In the material below, find every line with "public" and pull it out.

══════

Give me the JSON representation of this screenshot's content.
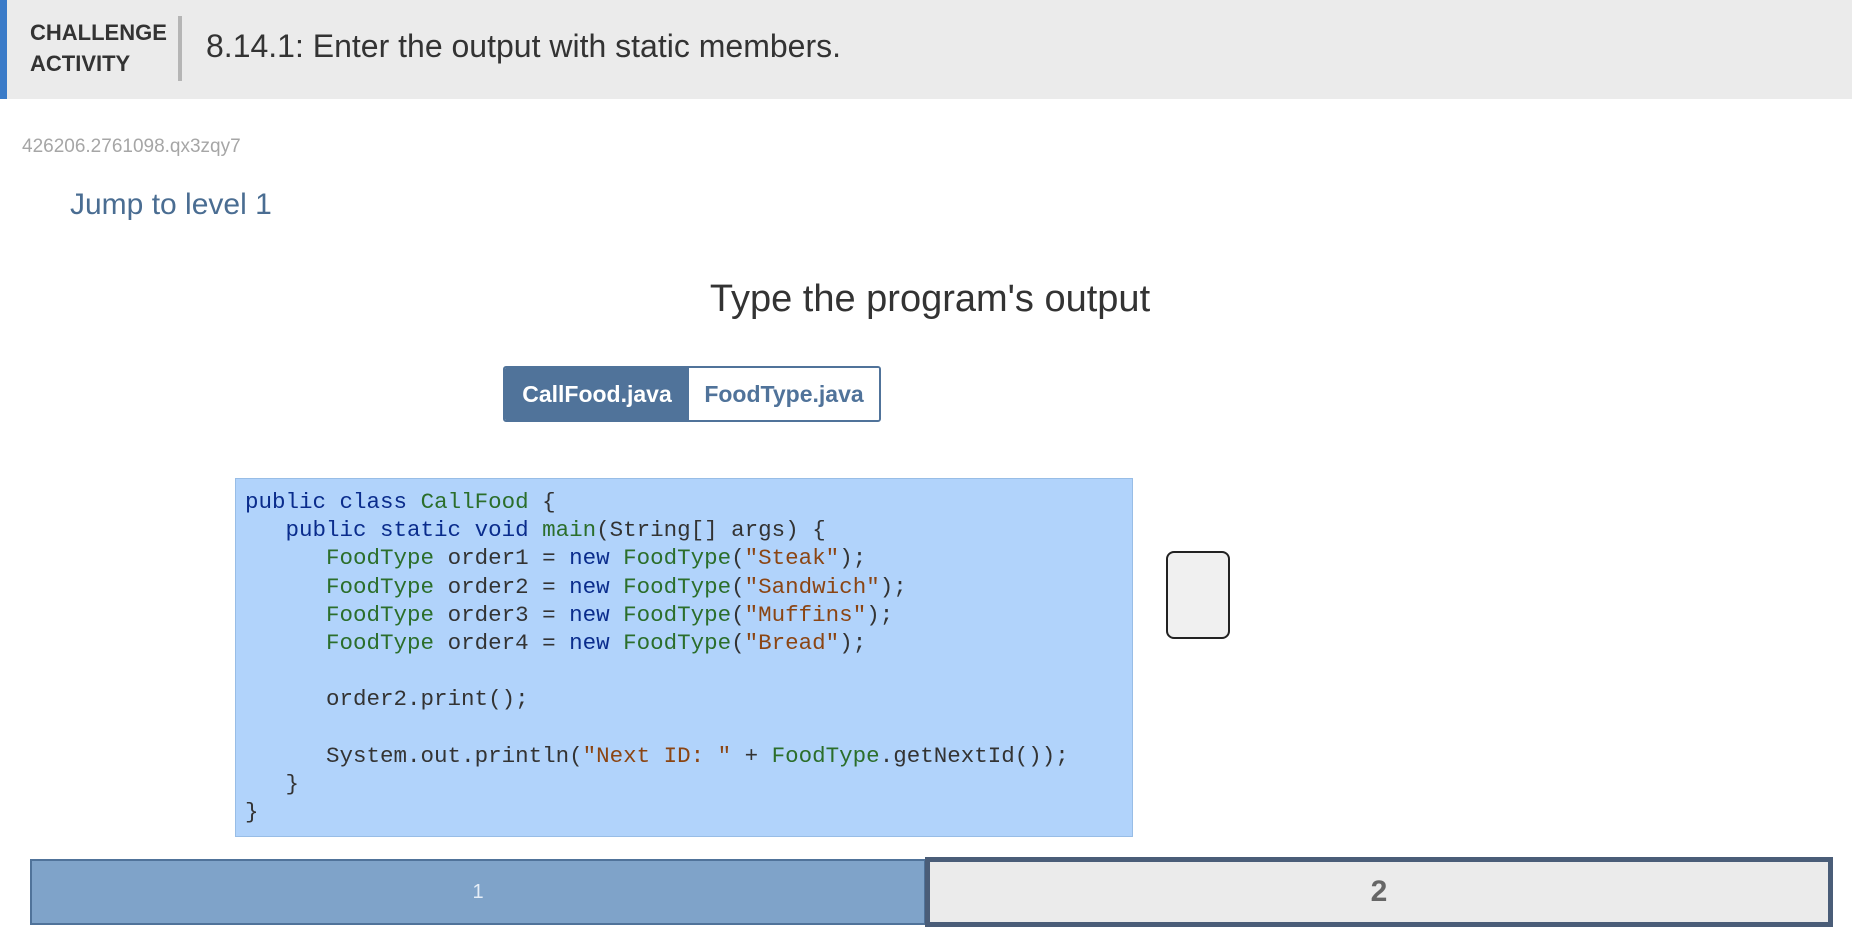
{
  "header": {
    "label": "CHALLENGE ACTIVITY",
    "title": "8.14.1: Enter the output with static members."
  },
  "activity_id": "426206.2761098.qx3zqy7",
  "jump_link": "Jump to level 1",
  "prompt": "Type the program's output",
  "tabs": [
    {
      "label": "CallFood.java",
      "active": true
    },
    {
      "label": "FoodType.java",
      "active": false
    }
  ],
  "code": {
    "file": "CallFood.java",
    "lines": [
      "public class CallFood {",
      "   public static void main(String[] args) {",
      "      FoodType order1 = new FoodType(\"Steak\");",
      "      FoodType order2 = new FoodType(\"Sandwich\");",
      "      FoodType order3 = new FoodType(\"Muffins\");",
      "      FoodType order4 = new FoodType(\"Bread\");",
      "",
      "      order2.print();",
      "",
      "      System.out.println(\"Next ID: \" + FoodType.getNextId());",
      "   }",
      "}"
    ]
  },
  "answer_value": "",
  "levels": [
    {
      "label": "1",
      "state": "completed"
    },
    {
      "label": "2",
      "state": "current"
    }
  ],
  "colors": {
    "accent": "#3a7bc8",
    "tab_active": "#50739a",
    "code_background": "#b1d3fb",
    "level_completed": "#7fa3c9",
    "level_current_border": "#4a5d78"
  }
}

══════

## Complete response
      "public class CallFood {",
      "   public static void main(String[] args) {",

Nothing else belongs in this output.